◆ Exercise brief
Go through the entries below and pick out every line with "text".
====== Information given
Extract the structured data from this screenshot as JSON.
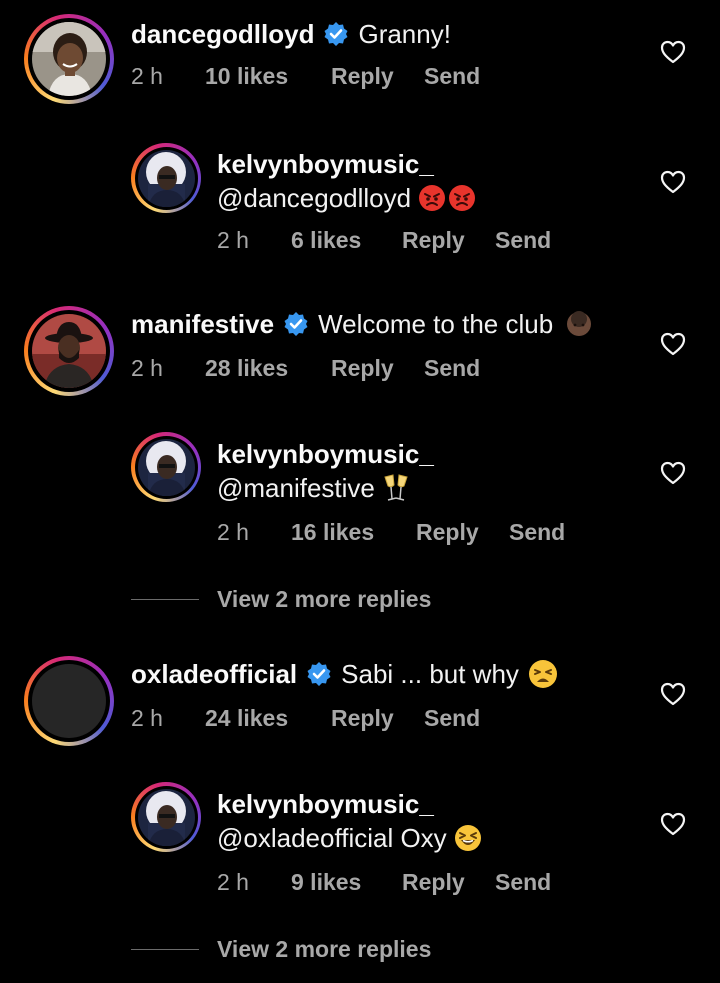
{
  "comments": [
    {
      "username": "dancegodlloyd",
      "verified": true,
      "text": "Granny!",
      "time": "2 h",
      "likes": "10 likes",
      "reply": "Reply",
      "send": "Send",
      "emojis": []
    },
    {
      "username": "kelvynboymusic_",
      "verified": false,
      "text": "@dancegodlloyd",
      "time": "2 h",
      "likes": "6 likes",
      "reply": "Reply",
      "send": "Send",
      "emojis": [
        "angry-face-emoji",
        "angry-face-emoji"
      ]
    },
    {
      "username": "manifestive",
      "verified": true,
      "text": "Welcome to the club",
      "time": "2 h",
      "likes": "28 likes",
      "reply": "Reply",
      "send": "Send",
      "emojis": [
        "dark-skin-face-emoji"
      ]
    },
    {
      "username": "kelvynboymusic_",
      "verified": false,
      "text": "@manifestive",
      "time": "2 h",
      "likes": "16 likes",
      "reply": "Reply",
      "send": "Send",
      "emojis": [
        "clinking-glasses-emoji"
      ]
    },
    {
      "username": "oxladeofficial",
      "verified": true,
      "text": "Sabi ... but why",
      "time": "2 h",
      "likes": "24 likes",
      "reply": "Reply",
      "send": "Send",
      "emojis": [
        "tired-face-emoji"
      ]
    },
    {
      "username": "kelvynboymusic_",
      "verified": false,
      "text": "@oxladeofficial Oxy",
      "time": "2 h",
      "likes": "9 likes",
      "reply": "Reply",
      "send": "Send",
      "emojis": [
        "laughing-squint-emoji"
      ]
    }
  ],
  "view_more": [
    "View 2 more replies",
    "View 2 more replies"
  ],
  "colors": {
    "background": "#000000",
    "verified_blue": "#3897f0",
    "meta_gray": "#a8a8a8"
  }
}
============
◆ Task result
      "text": "Granny!",
      "text": "@dancegodlloyd",
      "text": "Welcome to the club",
      "text": "@manifestive",
      "text": "Sabi ... but why",
      "text": "@oxladeofficial Oxy",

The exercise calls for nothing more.